> Your instructions: Give all of the lines again, with nothing added or dropped.

::: Data provided :::

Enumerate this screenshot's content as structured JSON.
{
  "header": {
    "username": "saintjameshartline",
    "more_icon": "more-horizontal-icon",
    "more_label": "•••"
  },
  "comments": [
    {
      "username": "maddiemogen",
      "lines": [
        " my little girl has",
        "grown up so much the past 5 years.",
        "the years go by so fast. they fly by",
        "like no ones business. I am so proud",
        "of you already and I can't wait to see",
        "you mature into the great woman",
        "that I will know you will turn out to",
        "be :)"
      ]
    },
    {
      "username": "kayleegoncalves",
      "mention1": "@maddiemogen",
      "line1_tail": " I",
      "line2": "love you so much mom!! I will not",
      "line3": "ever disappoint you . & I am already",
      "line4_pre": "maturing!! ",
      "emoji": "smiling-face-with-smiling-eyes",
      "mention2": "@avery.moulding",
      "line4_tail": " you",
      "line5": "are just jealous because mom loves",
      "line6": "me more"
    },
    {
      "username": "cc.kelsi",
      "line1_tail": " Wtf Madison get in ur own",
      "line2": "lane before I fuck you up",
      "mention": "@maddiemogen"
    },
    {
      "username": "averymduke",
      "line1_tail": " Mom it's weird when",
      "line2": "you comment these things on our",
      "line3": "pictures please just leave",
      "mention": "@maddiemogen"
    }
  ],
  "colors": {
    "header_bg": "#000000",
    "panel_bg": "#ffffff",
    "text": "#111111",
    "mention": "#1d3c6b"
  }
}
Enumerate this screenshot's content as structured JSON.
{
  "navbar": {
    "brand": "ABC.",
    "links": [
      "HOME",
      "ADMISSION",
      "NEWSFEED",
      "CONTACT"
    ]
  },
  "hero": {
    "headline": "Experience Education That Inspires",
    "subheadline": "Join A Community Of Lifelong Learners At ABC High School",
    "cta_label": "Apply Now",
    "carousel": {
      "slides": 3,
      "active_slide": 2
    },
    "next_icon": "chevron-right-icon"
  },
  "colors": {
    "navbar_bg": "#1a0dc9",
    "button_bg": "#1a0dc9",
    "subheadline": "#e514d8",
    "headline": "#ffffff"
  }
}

:::

> Solved problem:
Enumerate this screenshot's content as structured JSON.
{
  "header": {
    "username": "saintjameshartline",
    "more_icon": "more-horizontal-icon",
    "more_label": "•••"
  },
  "comments": [
    {
      "username": "maddiemogen",
      "lines": [
        " my little girl has",
        "grown up so much the past 5 years.",
        "the years go by so fast. they fly by",
        "like no ones business. I am so proud",
        "of you already and I can't wait to see",
        "you mature into the great woman",
        "that I will know you will turn out to",
        "be :)"
      ]
    },
    {
      "username": "kayleegoncalves",
      "mention1": "@maddiemogen",
      "line1_tail": " I",
      "line2": "love you so much mom!! I will not",
      "line3": "ever disappoint you . & I am already",
      "line4_pre": "maturing!! ",
      "emoji": "smiling-face-with-smiling-eyes",
      "mention2": "@avery.moulding",
      "line4_tail": " you",
      "line5": "are just jealous because mom loves",
      "line6": "me more"
    },
    {
      "username": "cc.kelsi",
      "line1_tail": " Wtf Madison get in ur own",
      "line2": "lane before I fuck you up",
      "mention": "@maddiemogen"
    },
    {
      "username": "averymduke",
      "line1_tail": " Mom it's weird when",
      "line2": "you comment these things on our",
      "line3": "pictures please just leave",
      "mention": "@maddiemogen"
    }
  ],
  "colors": {
    "header_bg": "#000000",
    "panel_bg": "#ffffff",
    "text": "#111111",
    "mention": "#1d3c6b"
  }
}
Enumerate this screenshot's content as structured JSON.
{
  "navbar": {
    "brand": "ABC.",
    "links": [
      "HOME",
      "ADMISSION",
      "NEWSFEED",
      "CONTACT"
    ]
  },
  "hero": {
    "headline": "Experience Education That Inspires",
    "subheadline": "Join A Community Of Lifelong Learners At ABC High School",
    "cta_label": "Apply Now",
    "carousel": {
      "slides": 3,
      "active_slide": 2
    },
    "next_icon": "chevron-right-icon"
  },
  "colors": {
    "navbar_bg": "#1a0dc9",
    "button_bg": "#1a0dc9",
    "subheadline": "#e514d8",
    "headline": "#ffffff"
  }
}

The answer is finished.